▶ **TO DO**:
Without the pictures, can you quote each line below exactly?
begin MATERIALS PROVIDED
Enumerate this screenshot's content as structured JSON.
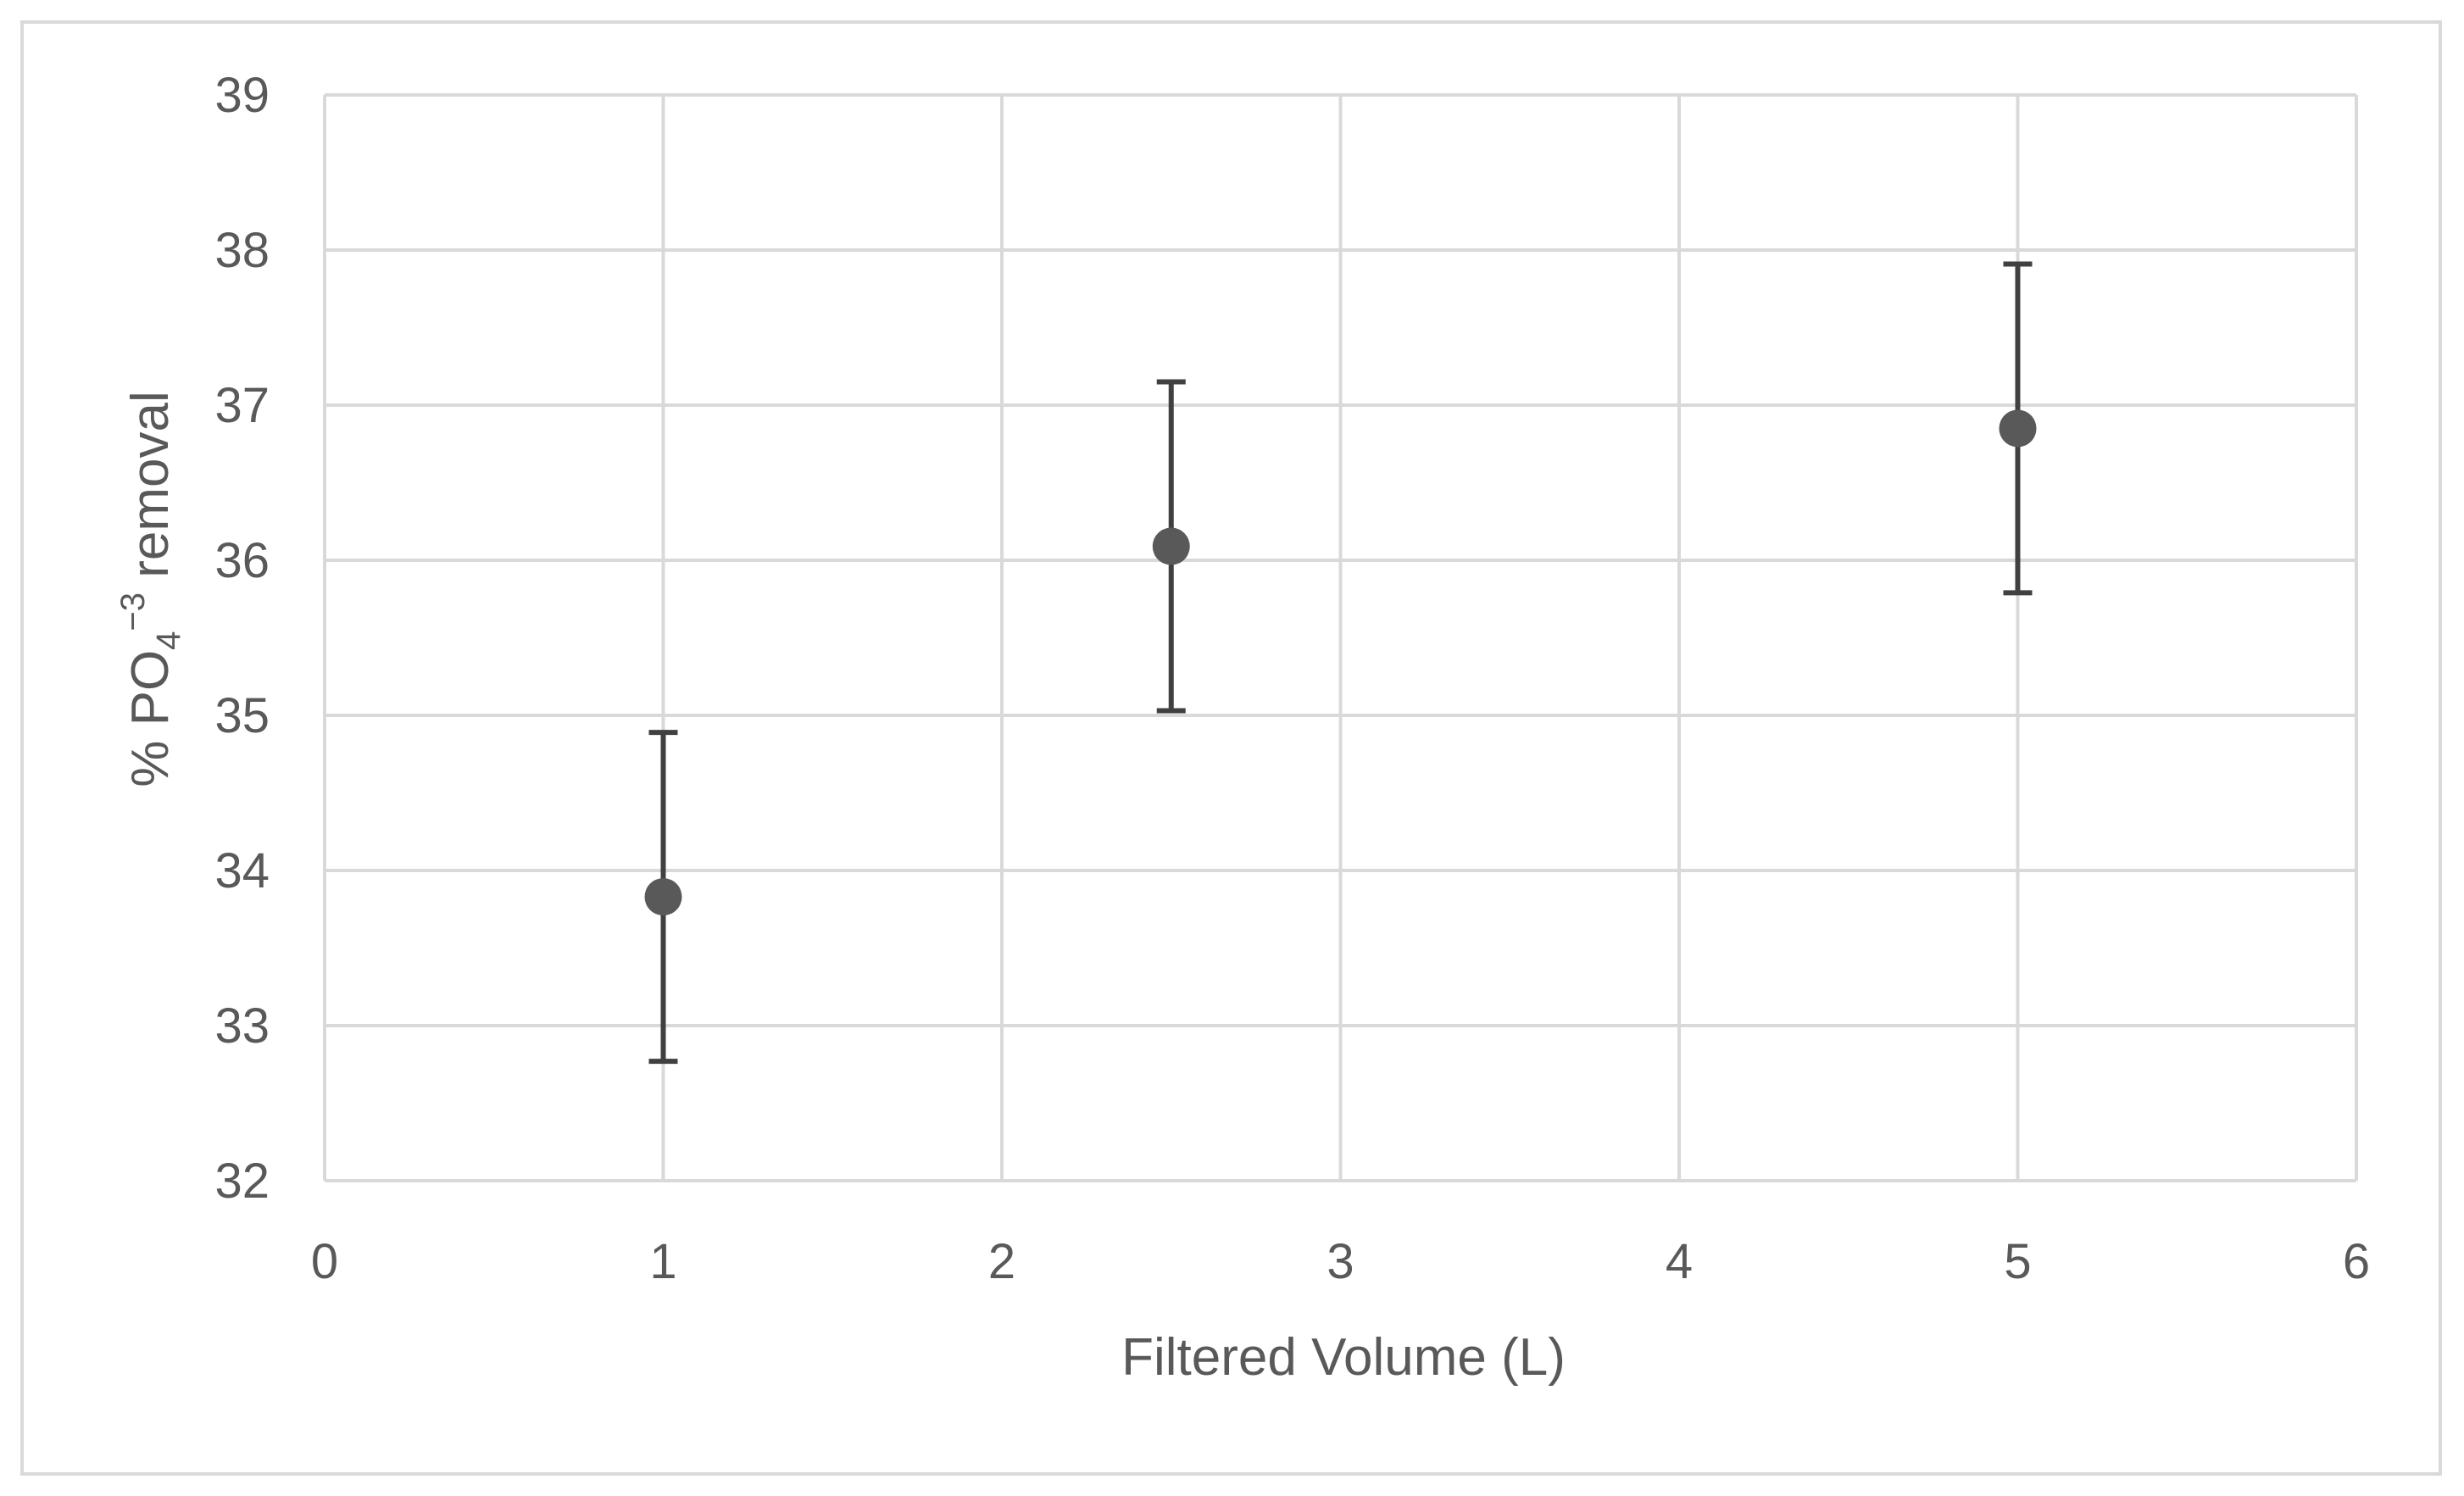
{
  "chart_data": {
    "type": "scatter",
    "title": "",
    "xlabel": "Filtered Volume (L)",
    "ylabel": {
      "prefix": "% PO",
      "subscript": "4",
      "superscript": "−3",
      "suffix": " removal"
    },
    "xlim": [
      0,
      6
    ],
    "ylim": [
      32,
      39
    ],
    "x_ticks": [
      "0",
      "1",
      "2",
      "3",
      "4",
      "5",
      "6"
    ],
    "y_ticks": [
      "32",
      "33",
      "34",
      "35",
      "36",
      "37",
      "38",
      "39"
    ],
    "grid": true,
    "series": [
      {
        "x": [
          1,
          2.5,
          5
        ],
        "y": [
          33.83,
          36.09,
          36.85
        ],
        "error": [
          1.06,
          1.06,
          1.06
        ]
      }
    ]
  },
  "colors": {
    "marker": "#595959",
    "error_bar": "#404040",
    "grid": "#d9d9d9",
    "text": "#595959",
    "frame": "#d9d9d9"
  }
}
end MATERIALS PROVIDED
▶ **CORRECT OUTPUT**:
Enumerate this screenshot's content as structured JSON.
{
  "chart_data": {
    "type": "scatter",
    "title": "",
    "xlabel": "Filtered Volume (L)",
    "ylabel": {
      "prefix": "% PO",
      "subscript": "4",
      "superscript": "−3",
      "suffix": " removal"
    },
    "xlim": [
      0,
      6
    ],
    "ylim": [
      32,
      39
    ],
    "x_ticks": [
      "0",
      "1",
      "2",
      "3",
      "4",
      "5",
      "6"
    ],
    "y_ticks": [
      "32",
      "33",
      "34",
      "35",
      "36",
      "37",
      "38",
      "39"
    ],
    "grid": true,
    "series": [
      {
        "x": [
          1,
          2.5,
          5
        ],
        "y": [
          33.83,
          36.09,
          36.85
        ],
        "error": [
          1.06,
          1.06,
          1.06
        ]
      }
    ]
  },
  "colors": {
    "marker": "#595959",
    "error_bar": "#404040",
    "grid": "#d9d9d9",
    "text": "#595959",
    "frame": "#d9d9d9"
  }
}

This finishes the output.